→ AIM: Every line that contains the word "Game" should be copied.

→ DATASET EXCERPTS:
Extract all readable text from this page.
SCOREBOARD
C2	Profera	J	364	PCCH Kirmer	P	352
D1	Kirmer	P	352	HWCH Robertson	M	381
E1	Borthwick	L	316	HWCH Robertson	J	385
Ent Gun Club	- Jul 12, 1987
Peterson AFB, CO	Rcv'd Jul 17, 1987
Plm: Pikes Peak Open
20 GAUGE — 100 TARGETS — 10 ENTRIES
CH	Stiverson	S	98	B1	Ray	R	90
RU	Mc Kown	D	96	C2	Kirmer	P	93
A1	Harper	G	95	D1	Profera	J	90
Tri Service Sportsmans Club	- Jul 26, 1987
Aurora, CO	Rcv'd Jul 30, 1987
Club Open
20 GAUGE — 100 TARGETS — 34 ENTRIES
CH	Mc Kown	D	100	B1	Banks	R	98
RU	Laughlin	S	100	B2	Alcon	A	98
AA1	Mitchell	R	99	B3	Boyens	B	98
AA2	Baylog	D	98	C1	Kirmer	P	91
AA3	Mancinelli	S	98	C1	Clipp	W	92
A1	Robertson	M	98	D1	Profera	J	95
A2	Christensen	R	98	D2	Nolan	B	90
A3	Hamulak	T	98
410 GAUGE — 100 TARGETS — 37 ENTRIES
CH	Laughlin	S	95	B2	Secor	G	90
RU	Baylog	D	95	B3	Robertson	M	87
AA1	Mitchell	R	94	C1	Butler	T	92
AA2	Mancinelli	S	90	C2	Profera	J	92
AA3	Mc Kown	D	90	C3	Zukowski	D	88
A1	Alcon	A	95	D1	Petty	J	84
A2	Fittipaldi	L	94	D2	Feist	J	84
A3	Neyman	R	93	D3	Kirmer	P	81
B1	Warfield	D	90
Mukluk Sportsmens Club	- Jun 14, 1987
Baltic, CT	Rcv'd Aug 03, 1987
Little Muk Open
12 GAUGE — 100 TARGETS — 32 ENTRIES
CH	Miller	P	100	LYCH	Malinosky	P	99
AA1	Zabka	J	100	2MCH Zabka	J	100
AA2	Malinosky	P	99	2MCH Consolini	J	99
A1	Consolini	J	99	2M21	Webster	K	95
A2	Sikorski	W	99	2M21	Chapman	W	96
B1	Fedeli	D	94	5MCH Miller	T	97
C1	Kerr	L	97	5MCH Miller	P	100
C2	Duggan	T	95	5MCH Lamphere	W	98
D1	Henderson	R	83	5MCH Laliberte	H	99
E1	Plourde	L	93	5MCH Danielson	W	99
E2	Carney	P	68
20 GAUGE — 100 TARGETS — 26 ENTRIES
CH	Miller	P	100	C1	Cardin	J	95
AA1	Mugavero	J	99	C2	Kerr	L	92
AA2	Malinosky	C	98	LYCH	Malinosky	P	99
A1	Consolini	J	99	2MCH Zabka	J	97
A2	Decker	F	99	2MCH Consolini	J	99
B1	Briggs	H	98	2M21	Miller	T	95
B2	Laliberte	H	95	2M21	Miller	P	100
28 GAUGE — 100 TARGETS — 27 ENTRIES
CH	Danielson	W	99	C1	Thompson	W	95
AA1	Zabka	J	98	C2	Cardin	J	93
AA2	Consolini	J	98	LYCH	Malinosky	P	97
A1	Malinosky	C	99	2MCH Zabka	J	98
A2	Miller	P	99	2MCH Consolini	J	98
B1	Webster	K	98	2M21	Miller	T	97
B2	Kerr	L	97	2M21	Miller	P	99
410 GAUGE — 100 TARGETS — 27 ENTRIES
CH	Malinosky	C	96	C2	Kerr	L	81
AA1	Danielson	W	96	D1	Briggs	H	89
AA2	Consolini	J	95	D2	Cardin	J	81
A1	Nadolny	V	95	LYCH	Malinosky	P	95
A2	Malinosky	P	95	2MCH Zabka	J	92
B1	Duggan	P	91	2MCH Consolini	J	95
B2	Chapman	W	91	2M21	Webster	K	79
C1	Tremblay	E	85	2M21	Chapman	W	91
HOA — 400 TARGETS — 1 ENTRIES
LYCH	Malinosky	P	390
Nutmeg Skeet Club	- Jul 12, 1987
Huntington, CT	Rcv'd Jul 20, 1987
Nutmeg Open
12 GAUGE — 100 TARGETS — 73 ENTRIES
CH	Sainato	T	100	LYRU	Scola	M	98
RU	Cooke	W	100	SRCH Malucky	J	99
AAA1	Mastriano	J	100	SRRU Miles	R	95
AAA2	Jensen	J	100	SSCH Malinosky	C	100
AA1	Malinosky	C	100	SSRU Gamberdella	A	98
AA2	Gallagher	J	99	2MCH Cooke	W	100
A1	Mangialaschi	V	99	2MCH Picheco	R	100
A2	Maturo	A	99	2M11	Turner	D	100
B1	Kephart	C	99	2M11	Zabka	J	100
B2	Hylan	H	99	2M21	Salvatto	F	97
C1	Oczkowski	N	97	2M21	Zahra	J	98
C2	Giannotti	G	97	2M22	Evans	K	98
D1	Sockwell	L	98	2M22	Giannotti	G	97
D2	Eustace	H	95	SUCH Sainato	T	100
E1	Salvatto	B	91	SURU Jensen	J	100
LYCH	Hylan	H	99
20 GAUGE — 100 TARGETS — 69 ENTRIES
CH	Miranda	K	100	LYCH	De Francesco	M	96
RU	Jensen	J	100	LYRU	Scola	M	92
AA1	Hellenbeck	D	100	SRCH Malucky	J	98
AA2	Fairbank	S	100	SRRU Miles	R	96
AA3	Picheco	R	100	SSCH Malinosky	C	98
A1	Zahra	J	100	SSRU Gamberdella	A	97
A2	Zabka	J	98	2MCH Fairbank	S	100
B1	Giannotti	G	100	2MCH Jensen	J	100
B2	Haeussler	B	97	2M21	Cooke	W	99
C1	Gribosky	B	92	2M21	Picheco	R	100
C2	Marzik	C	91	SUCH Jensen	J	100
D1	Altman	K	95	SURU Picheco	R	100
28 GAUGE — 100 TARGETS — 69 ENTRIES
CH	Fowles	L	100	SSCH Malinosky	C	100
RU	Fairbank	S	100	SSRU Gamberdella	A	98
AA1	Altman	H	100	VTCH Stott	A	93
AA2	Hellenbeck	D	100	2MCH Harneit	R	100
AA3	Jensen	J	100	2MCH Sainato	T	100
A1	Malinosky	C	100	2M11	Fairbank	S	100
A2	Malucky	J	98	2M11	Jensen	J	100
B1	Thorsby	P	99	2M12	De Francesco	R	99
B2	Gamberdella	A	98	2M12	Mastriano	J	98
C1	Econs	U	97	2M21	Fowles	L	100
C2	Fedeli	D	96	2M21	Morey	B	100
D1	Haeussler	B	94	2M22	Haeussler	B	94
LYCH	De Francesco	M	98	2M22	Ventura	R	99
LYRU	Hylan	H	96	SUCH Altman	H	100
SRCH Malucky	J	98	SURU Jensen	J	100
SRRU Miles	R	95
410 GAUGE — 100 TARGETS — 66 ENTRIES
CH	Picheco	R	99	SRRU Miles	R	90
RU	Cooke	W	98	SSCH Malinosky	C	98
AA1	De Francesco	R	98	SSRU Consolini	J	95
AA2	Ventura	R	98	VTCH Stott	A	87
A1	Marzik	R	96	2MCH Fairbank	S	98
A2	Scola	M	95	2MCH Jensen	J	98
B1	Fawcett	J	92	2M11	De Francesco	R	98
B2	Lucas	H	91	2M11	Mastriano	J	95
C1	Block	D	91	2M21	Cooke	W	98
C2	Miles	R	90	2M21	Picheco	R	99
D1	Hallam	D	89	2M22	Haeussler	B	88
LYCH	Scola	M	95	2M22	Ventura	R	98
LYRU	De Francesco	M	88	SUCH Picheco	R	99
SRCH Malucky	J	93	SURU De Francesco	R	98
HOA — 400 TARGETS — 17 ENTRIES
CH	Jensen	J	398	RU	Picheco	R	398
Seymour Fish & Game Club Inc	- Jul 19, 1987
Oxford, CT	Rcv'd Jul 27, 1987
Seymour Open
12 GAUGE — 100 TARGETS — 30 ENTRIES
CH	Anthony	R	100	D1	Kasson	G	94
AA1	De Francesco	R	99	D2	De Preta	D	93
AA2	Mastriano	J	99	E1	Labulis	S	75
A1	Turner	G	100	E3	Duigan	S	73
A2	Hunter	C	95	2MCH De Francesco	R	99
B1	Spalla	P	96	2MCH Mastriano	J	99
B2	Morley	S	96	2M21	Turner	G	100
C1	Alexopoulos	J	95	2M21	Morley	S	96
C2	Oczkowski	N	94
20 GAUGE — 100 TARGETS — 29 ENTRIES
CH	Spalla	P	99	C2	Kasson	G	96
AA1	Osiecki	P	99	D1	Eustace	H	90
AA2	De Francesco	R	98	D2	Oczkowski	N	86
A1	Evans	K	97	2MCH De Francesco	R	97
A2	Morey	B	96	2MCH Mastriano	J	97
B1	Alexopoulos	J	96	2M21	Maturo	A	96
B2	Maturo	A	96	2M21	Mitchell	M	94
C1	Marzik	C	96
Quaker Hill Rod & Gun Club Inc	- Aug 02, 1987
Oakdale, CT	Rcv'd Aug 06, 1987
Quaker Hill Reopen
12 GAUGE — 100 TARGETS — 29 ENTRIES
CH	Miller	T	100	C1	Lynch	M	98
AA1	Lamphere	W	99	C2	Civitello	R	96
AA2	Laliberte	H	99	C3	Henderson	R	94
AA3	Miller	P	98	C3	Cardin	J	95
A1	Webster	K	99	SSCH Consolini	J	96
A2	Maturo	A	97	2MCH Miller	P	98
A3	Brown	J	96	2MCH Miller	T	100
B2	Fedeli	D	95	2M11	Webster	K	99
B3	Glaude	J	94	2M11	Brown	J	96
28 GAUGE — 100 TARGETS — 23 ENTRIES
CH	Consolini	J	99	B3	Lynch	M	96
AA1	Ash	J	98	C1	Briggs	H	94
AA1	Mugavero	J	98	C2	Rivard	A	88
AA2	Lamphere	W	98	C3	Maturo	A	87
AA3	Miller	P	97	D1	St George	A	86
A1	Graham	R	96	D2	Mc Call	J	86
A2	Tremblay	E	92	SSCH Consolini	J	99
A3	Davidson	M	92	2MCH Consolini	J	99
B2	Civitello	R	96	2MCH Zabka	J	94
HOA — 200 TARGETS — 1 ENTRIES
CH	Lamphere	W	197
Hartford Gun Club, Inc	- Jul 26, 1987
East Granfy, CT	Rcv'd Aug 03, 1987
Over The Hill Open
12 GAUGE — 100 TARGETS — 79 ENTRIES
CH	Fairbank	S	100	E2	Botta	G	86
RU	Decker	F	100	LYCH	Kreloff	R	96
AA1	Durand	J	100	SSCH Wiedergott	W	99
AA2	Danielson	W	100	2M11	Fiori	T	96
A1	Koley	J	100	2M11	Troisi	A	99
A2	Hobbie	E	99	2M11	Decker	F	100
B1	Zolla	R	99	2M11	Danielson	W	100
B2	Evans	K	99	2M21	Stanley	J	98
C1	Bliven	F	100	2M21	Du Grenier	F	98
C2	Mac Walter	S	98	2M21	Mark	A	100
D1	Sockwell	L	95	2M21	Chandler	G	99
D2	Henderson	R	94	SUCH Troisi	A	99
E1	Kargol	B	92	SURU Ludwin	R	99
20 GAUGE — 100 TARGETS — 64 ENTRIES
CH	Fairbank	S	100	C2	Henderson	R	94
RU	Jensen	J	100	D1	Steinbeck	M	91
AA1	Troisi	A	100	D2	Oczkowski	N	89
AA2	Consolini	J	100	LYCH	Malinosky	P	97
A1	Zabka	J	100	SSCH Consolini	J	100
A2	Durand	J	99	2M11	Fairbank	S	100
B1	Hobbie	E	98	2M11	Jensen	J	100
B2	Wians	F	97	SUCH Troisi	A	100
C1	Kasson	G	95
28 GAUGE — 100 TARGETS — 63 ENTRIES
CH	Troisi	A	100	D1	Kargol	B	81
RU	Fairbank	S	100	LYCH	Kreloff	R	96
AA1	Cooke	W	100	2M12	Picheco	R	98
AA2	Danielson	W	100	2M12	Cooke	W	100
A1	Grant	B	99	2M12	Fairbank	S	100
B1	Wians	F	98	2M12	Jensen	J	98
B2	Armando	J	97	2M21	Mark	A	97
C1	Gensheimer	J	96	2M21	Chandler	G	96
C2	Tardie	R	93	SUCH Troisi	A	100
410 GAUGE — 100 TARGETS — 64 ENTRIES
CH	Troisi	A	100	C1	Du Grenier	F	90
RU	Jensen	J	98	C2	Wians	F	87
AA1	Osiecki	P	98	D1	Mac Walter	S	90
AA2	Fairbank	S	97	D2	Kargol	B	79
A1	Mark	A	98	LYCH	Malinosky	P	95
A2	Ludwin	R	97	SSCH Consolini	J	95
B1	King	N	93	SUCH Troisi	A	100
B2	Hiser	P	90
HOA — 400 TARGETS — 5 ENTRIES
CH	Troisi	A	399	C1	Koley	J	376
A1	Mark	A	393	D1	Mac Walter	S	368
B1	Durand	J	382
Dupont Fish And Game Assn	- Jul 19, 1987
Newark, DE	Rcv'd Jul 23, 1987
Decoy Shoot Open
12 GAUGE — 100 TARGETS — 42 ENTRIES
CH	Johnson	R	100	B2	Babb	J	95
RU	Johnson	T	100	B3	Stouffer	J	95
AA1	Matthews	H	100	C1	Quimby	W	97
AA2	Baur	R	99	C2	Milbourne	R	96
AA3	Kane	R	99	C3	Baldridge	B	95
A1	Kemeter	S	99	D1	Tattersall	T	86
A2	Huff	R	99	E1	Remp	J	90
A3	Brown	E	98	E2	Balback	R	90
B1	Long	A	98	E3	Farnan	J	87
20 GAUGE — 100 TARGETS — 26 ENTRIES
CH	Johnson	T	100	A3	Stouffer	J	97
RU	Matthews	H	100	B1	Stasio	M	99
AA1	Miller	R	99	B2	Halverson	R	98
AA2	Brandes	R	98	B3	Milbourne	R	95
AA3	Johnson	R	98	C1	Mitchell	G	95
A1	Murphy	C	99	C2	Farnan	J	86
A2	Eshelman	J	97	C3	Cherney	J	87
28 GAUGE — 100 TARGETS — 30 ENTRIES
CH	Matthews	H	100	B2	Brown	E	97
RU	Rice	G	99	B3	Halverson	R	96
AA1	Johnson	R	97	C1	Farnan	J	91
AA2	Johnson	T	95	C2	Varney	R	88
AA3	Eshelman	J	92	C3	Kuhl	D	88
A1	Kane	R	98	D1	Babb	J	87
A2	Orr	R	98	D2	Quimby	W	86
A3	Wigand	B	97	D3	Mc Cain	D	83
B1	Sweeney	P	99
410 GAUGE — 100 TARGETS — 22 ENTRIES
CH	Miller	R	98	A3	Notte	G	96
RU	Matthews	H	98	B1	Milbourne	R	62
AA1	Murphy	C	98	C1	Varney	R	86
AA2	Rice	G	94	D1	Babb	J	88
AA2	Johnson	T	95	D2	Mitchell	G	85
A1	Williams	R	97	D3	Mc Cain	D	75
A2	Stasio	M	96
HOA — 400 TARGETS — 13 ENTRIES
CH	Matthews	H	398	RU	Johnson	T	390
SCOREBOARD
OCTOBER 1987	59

→ OUTPUT OF THE EXERCISE:
Seymour Fish & Game Club Inc	- Jul 19, 1987
Dupont Fish And Game Assn	- Jul 19, 1987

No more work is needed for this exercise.